:: Given problem ::
Please copy every one of the rows below word for word, leaving out the pictures.

>> start

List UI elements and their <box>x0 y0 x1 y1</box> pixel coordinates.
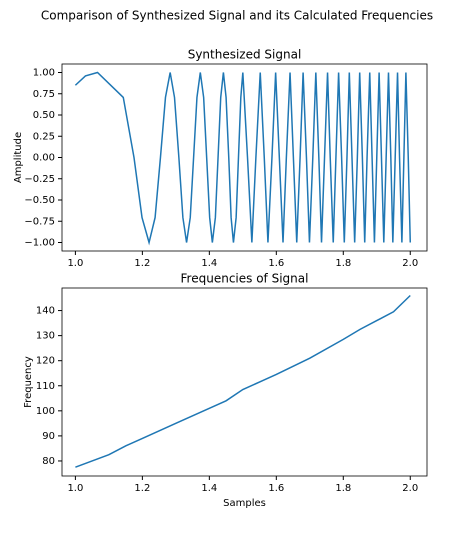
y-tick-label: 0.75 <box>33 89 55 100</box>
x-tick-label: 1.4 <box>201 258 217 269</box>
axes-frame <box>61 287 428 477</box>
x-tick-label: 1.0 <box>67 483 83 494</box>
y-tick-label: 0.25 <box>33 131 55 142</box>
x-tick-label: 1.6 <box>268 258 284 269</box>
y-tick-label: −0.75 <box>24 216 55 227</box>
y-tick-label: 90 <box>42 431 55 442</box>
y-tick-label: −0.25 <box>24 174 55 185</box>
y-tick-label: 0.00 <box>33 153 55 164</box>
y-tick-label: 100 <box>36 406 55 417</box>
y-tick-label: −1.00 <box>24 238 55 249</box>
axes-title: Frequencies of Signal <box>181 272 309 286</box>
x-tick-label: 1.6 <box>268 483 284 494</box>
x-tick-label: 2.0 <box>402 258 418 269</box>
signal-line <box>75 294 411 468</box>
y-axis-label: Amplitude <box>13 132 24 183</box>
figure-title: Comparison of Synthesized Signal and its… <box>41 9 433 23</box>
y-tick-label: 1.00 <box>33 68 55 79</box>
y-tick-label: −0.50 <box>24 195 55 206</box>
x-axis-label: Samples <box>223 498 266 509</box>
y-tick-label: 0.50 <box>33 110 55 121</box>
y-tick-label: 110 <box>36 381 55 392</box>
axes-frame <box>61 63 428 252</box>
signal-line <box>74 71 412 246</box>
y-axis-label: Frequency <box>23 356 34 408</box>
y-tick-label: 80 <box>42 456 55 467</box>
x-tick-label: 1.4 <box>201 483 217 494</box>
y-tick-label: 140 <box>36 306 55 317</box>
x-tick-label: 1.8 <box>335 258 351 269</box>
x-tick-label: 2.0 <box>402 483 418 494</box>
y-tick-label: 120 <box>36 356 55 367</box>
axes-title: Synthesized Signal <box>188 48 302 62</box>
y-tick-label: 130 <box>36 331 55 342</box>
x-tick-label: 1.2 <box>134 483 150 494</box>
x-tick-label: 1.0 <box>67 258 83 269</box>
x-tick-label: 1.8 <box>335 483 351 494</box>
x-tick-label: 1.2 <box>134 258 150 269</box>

>> end

:: Result of the task ::
List UI elements and their <box>x0 y0 x1 y1</box> pixel coordinates.
y-tick-label: 0.75 <box>33 89 55 100</box>
x-tick-label: 1.4 <box>201 258 217 269</box>
axes-frame <box>61 287 428 477</box>
x-tick-label: 1.0 <box>67 483 83 494</box>
y-tick-label: 0.25 <box>33 131 55 142</box>
x-tick-label: 1.6 <box>268 258 284 269</box>
y-tick-label: −0.75 <box>24 216 55 227</box>
y-tick-label: 90 <box>42 431 55 442</box>
y-tick-label: −0.25 <box>24 174 55 185</box>
y-tick-label: 0.00 <box>33 153 55 164</box>
y-tick-label: 100 <box>36 406 55 417</box>
y-tick-label: −1.00 <box>24 238 55 249</box>
axes-title: Frequencies of Signal <box>181 272 309 286</box>
x-tick-label: 1.6 <box>268 483 284 494</box>
x-tick-label: 2.0 <box>402 258 418 269</box>
signal-line <box>75 294 411 468</box>
y-axis-label: Amplitude <box>13 132 24 183</box>
figure-title: Comparison of Synthesized Signal and its… <box>41 9 433 23</box>
y-tick-label: 1.00 <box>33 68 55 79</box>
y-tick-label: −0.50 <box>24 195 55 206</box>
x-axis-label: Samples <box>223 498 266 509</box>
y-tick-label: 0.50 <box>33 110 55 121</box>
y-tick-label: 110 <box>36 381 55 392</box>
axes-frame <box>61 63 428 252</box>
signal-line <box>74 71 412 246</box>
y-axis-label: Frequency <box>23 356 34 408</box>
y-tick-label: 80 <box>42 456 55 467</box>
x-tick-label: 1.4 <box>201 483 217 494</box>
y-tick-label: 140 <box>36 306 55 317</box>
x-tick-label: 1.8 <box>335 258 351 269</box>
x-tick-label: 2.0 <box>402 483 418 494</box>
y-tick-label: 120 <box>36 356 55 367</box>
axes-title: Synthesized Signal <box>188 48 302 62</box>
y-tick-label: 130 <box>36 331 55 342</box>
x-tick-label: 1.2 <box>134 483 150 494</box>
x-tick-label: 1.0 <box>67 258 83 269</box>
x-tick-label: 1.8 <box>335 483 351 494</box>
x-tick-label: 1.2 <box>134 258 150 269</box>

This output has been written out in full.